Written exercise:
Give the number of lines in this listing that contain "transcription", with no other words.

Data for processing:
* * *
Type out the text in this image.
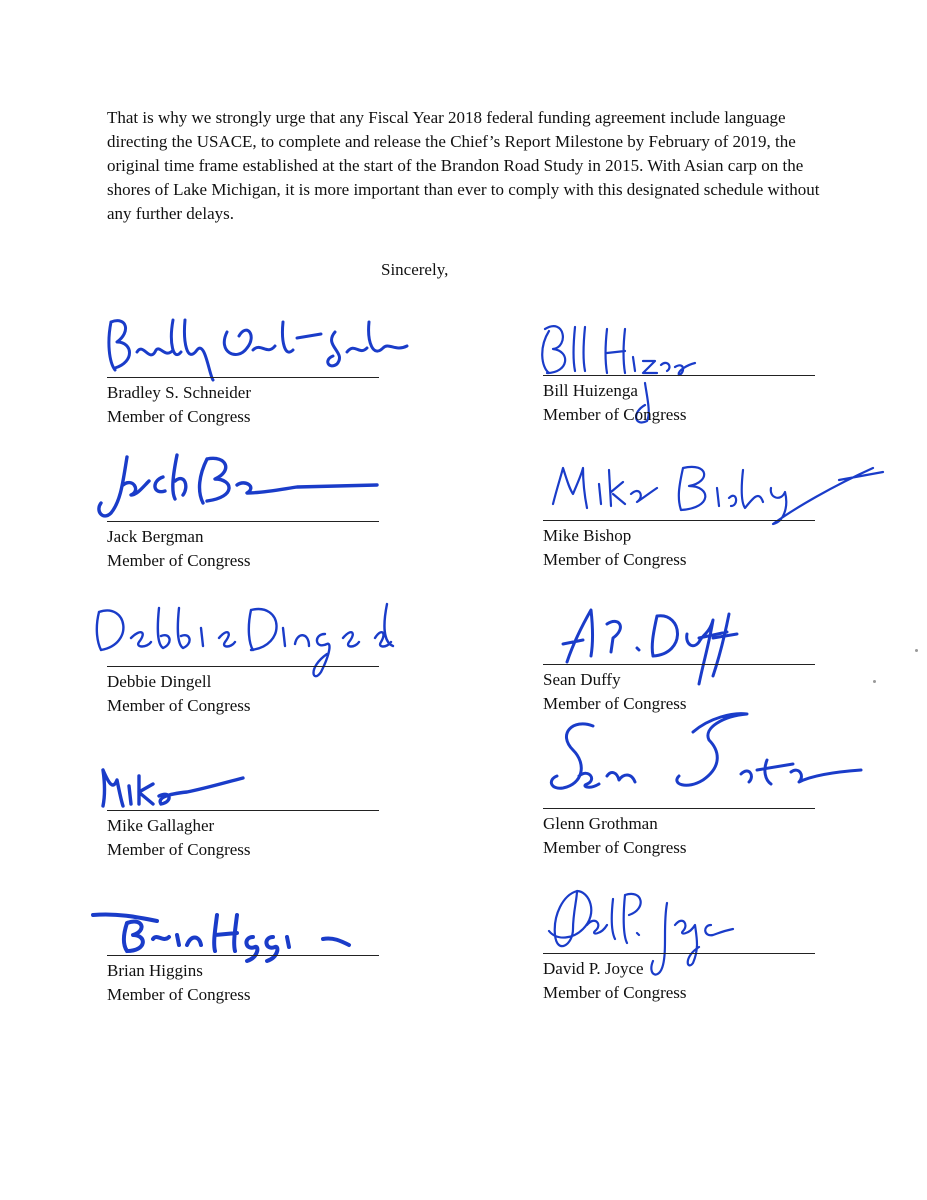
That is why we strongly urge that any Fiscal Year 2018 federal funding agreement include language directing the USACE, to complete and release the Chief’s Report Milestone by February of 2019, the original time frame established at the start of the Brandon Road Study in 2015. With Asian carp on the shores of Lake Michigan, it is more important than ever to comply with this designated schedule without any further delays.

Sincerely,
Bradley S. Schneider
Member of Congress
Jack Bergman
Member of Congress
Debbie Dingell
Member of Congress
Mike Gallagher
Member of Congress
Brian Higgins
Member of Congress
Bill Huizenga
Member of Congress
Mike Bishop
Member of Congress
Sean Duffy
Member of Congress
Glenn Grothman
Member of Congress
David P. Joyce
Member of Congress
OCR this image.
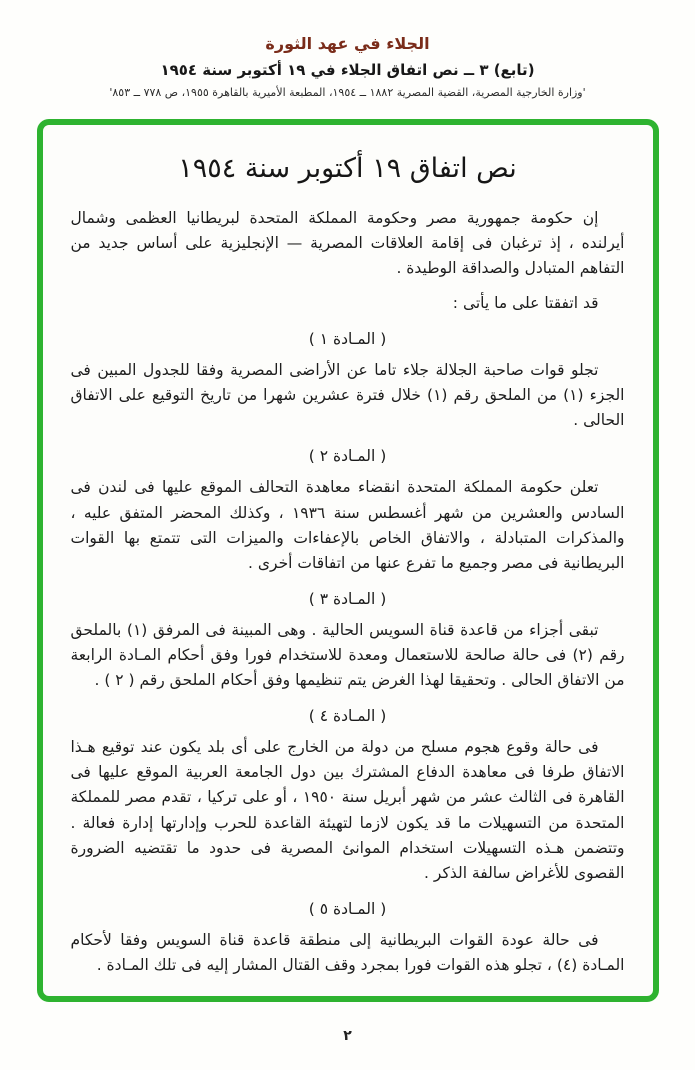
الجلاء في عهد الثورة
(تابع) ٣ ــ نص اتفاق الجلاء في ١٩ أكتوبر سنة ١٩٥٤
'وزارة الخارجية المصرية، القضية المصرية ١٨٨٢ ــ ١٩٥٤، المطبعة الأميرية بالقاهرة ١٩٥٥، ص ٧٧٨ ــ ٨٥٣'
نص اتفاق ١٩ أكتوبر سنة ١٩٥٤

إن حكومة جمهورية مصر وحكومة المملكة المتحدة لبريطانيا العظمى وشمال أيرلنده ، إذ ترغبان فى إقامة العلاقات المصرية — الإنجليزية على أساس جديد من التفاهم المتبادل والصداقة الوطيدة .

قد اتفقتا على ما يأتى :

( المـادة ١ )

تجلو قوات صاحبة الجلالة جلاء تاما عن الأراضى المصرية وفقا للجدول المبين فى الجزء (١) من الملحق رقم (١) خلال فترة عشرين شهرا من تاريخ التوقيع على الاتفاق الحالى .

( المـادة ٢ )

تعلن حكومة المملكة المتحدة انقضاء معاهدة التحالف الموقع عليها فى لندن فى السادس والعشرين من شهر أغسطس سنة ١٩٣٦ ، وكذلك المحضر المتفق عليه ، والمذكرات المتبادلة ، والاتفاق الخاص بالإعفاءات والميزات التى تتمتع بها القوات البريطانية فى مصر وجميع ما تفرع عنها من اتفاقات أخرى .

( المـادة ٣ )

تبقى أجزاء من قاعدة قناة السويس الحالية . وهى المبينة فى المرفق (١) بالملحق رقم (٢) فى حالة صالحة للاستعمال ومعدة للاستخدام فورا وفق أحكام المـادة الرابعة من الاتفاق الحالى . وتحقيقا لهذا الغرض يتم تنظيمها وفق أحكام الملحق رقم ( ٢ ) .

( المـادة ٤ )

فى حالة وقوع هجوم مسلح من دولة من الخارج على أى بلد يكون عند توقيع هـذا الاتفاق طرفا فى معاهدة الدفاع المشترك بين دول الجامعة العربية الموقع عليها فى القاهرة فى الثالث عشر من شهر أبريل سنة ١٩٥٠ ، أو على تركيا ، تقدم مصر للمملكة المتحدة من التسهيلات ما قد يكون لازما لتهيئة القاعدة للحرب وإدارتها إدارة فعالة . وتتضمن هـذه التسهيلات استخدام الموانئ المصرية فى حدود ما تقتضيه الضرورة القصوى للأغراض سالفة الذكر .

( المـادة ٥ )

فى حالة عودة القوات البريطانية إلى منطقة قاعدة قناة السويس وفقا لأحكام المـادة (٤) ، تجلو هذه القوات فورا بمجرد وقف القتال المشار إليه فى تلك المـادة .

٢
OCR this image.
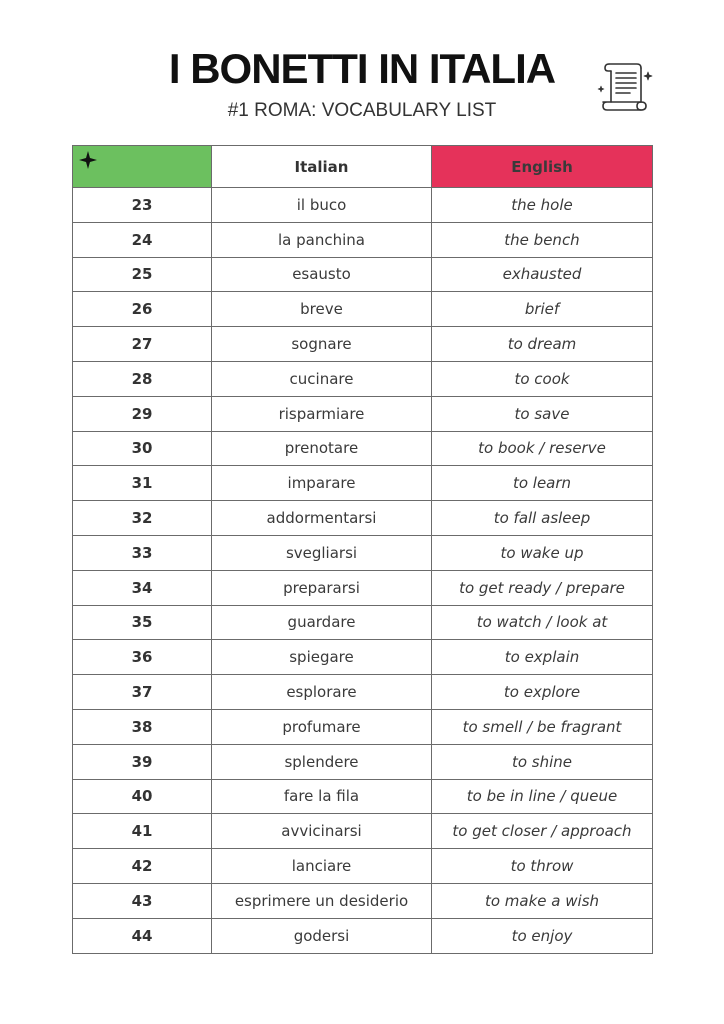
I BONETTI IN ITALIA

#1 ROMA: VOCABULARY LIST

	Italian	English
23	il buco	the hole
24	la panchina	the bench
25	esausto	exhausted
26	breve	brief
27	sognare	to dream
28	cucinare	to cook
29	risparmiare	to save
30	prenotare	to book / reserve
31	imparare	to learn
32	addormentarsi	to fall asleep
33	svegliarsi	to wake up
34	prepararsi	to get ready / prepare
35	guardare	to watch / look at
36	spiegare	to explain
37	esplorare	to explore
38	profumare	to smell / be fragrant
39	splendere	to shine
40	fare la fila	to be in line / queue
41	avvicinarsi	to get closer / approach
42	lanciare	to throw
43	esprimere un desiderio	to make a wish
44	godersi	to enjoy
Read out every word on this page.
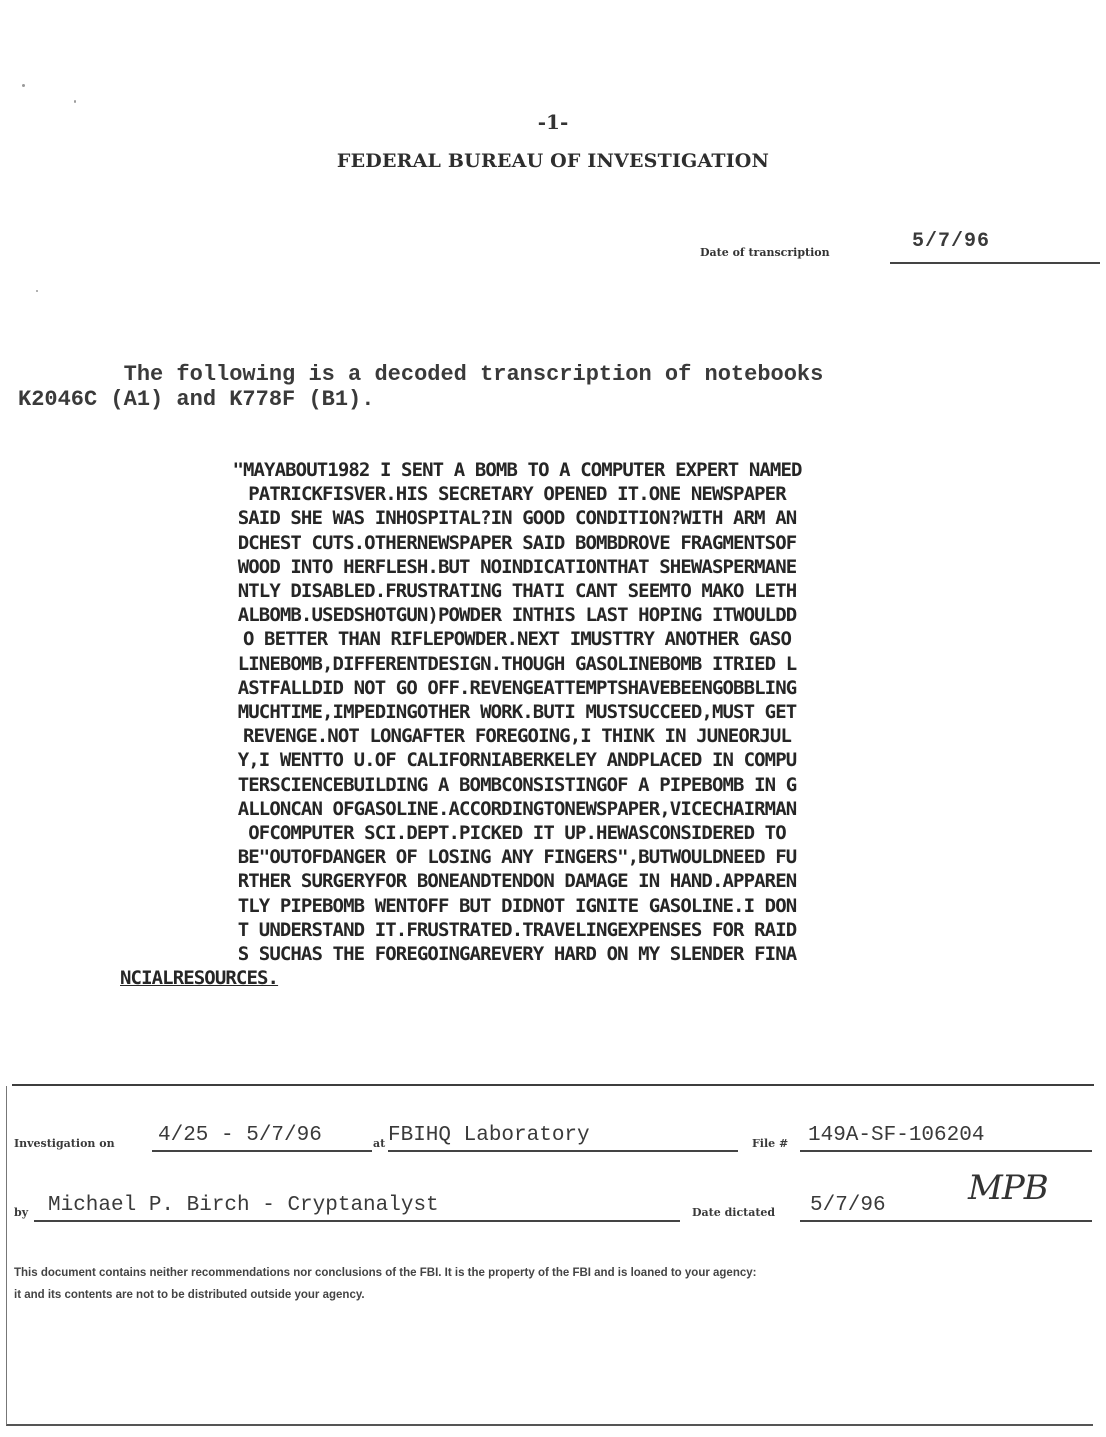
-1-
FEDERAL BUREAU OF INVESTIGATION
Date of transcription	5/7/96
The following is a decoded transcription of notebooks
K2046C (A1) and K778F (B1).
"MAYABOUT1982 I SENT A BOMB TO A COMPUTER EXPERT NAMED
PATRICKFISVER.HIS SECRETARY OPENED IT.ONE NEWSPAPER
SAID SHE WAS INHOSPITAL?IN GOOD CONDITION?WITH ARM AN
DCHEST CUTS.OTHERNEWSPAPER SAID BOMBDROVE FRAGMENTSOF
WOOD INTO HERFLESH.BUT NOINDICATIONTHAT SHEWASPERMANE
NTLY DISABLED.FRUSTRATING THATI CANT SEEMTO MAKO LETH
ALBOMB.USEDSHOTGUN)POWDER INTHIS LAST HOPING ITWOULDD
O BETTER THAN RIFLEPOWDER.NEXT IMUSTTRY ANOTHER GASO
LINEBOMB,DIFFERENTDESIGN.THOUGH GASOLINEBOMB ITRIED L
ASTFALLDID NOT GO OFF.REVENGEATTEMPTSHAVEBEENGOBBLING
MUCHTIME,IMPEDINGOTHER WORK.BUTI MUSTSUCCEED,MUST GET
REVENGE.NOT LONGAFTER FOREGOING,I THINK IN JUNEORJUL
Y,I WENTTO U.OF CALIFORNIABERKELEY ANDPLACED IN COMPU
TERSCIENCEBUILDING A BOMBCONSISTINGOF A PIPEBOMB IN G
ALLONCAN OFGASOLINE.ACCORDINGTONEWSPAPER,VICECHAIRMAN
OFCOMPUTER SCI.DEPT.PICKED IT UP.HEWASCONSIDERED TO
BE"OUTOFDANGER OF LOSING ANY FINGERS",BUTWOULDNEED FU
RTHER SURGERYFOR BONEANDTENDON DAMAGE IN HAND.APPAREN
TLY PIPEBOMB WENTOFF BUT DIDNOT IGNITE GASOLINE.I DON
T UNDERSTAND IT.FRUSTRATED.TRAVELINGEXPENSES FOR RAID
S SUCHAS THE FOREGOINGAREVERY HARD ON MY SLENDER FINA

NCIALRESOURCES.
Investigation on 4/25 - 5/7/96	at FBIHQ Laboratory	File # 149A-SF-106204
by Michael P. Birch - Cryptanalyst	Date dictated	5/7/96	MPB
This document contains neither recommendations nor conclusions of the FBI. It is the property of the FBI and is loaned to your agency:
it and its contents are not to be distributed outside your agency.
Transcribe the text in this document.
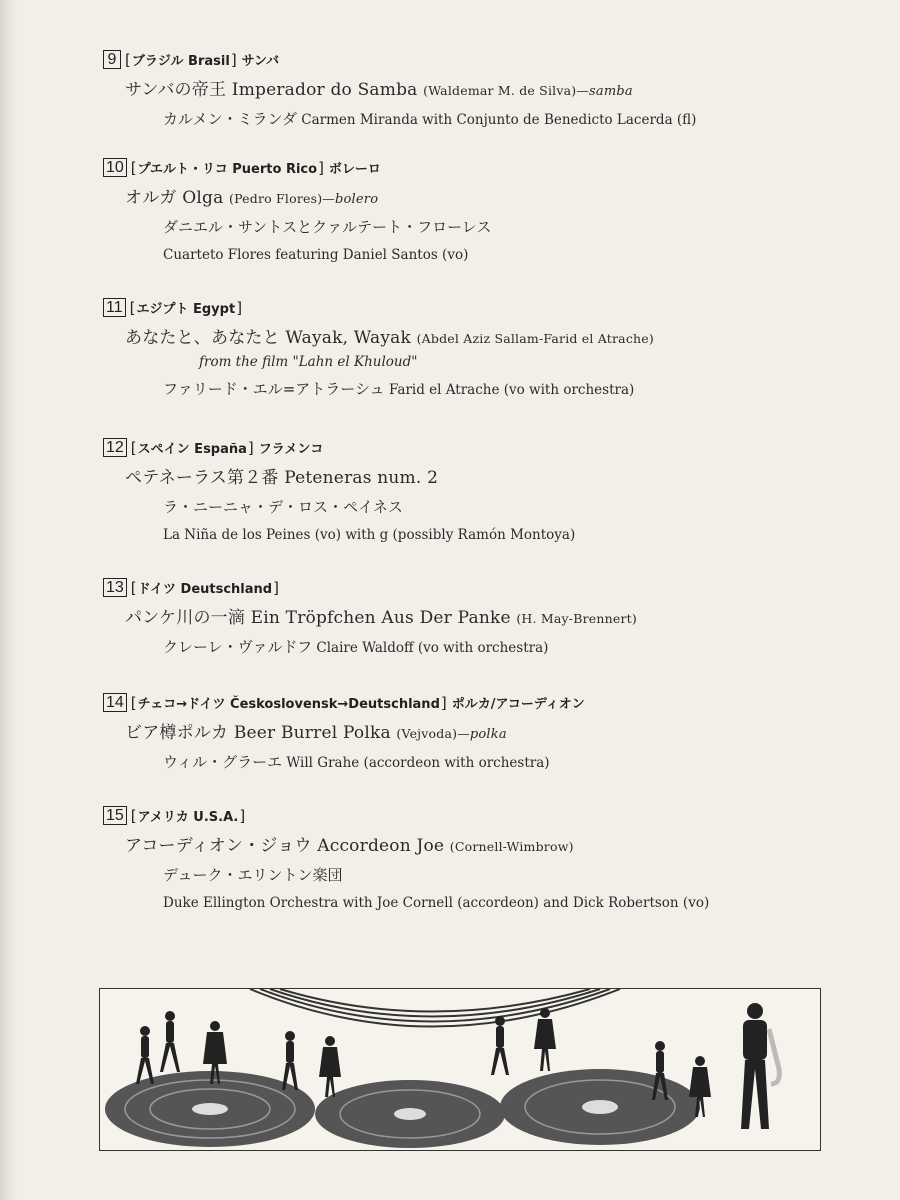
9 [ ブラジル Brasil ] サンバ
サンバの帝王 Imperador do Samba (Waldemar M. de Silva)—samba
カルメン・ミランダ Carmen Miranda with Conjunto de Benedicto Lacerda (fl)
10 [ プエルト・リコ Puerto Rico ] ボレーロ
オルガ Olga (Pedro Flores)—bolero
ダニエル・サントスとクァルテート・フローレス
Cuarteto Flores featuring Daniel Santos (vo)
11 [ エジプト Egypt ]
あなたと、あなたと Wayak, Wayak (Abdel Aziz Sallam-Farid el Atrache)
from the film "Lahn el Khuloud"
ファリード・エル=アトラーシュ Farid el Atrache (vo with orchestra)
12 [ スペイン España ] フラメンコ
ペテネーラス第２番 Peteneras num. 2
ラ・ニーニャ・デ・ロス・ペイネス
La Niña de los Peines (vo) with g (possibly Ramón Montoya)
13 [ ドイツ Deutschland ]
パンケ川の一滴 Ein Tröpfchen Aus Der Panke (H. May-Brennert)
クレーレ・ヴァルドフ Claire Waldoff (vo with orchestra)
14 [ チェコ→ドイツ Československ→Deutschland ] ポルカ/アコーディオン
ビア樽ポルカ Beer Burrel Polka (Vejvoda)—polka
ウィル・グラーエ Will Grahe (accordeon with orchestra)
15 [ アメリカ U.S.A. ]
アコーディオン・ジョウ Accordeon Joe (Cornell-Wimbrow)
デューク・エリントン楽団
Duke Ellington Orchestra with Joe Cornell (accordeon) and Dick Robertson (vo)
* * *
Reply to the task:
2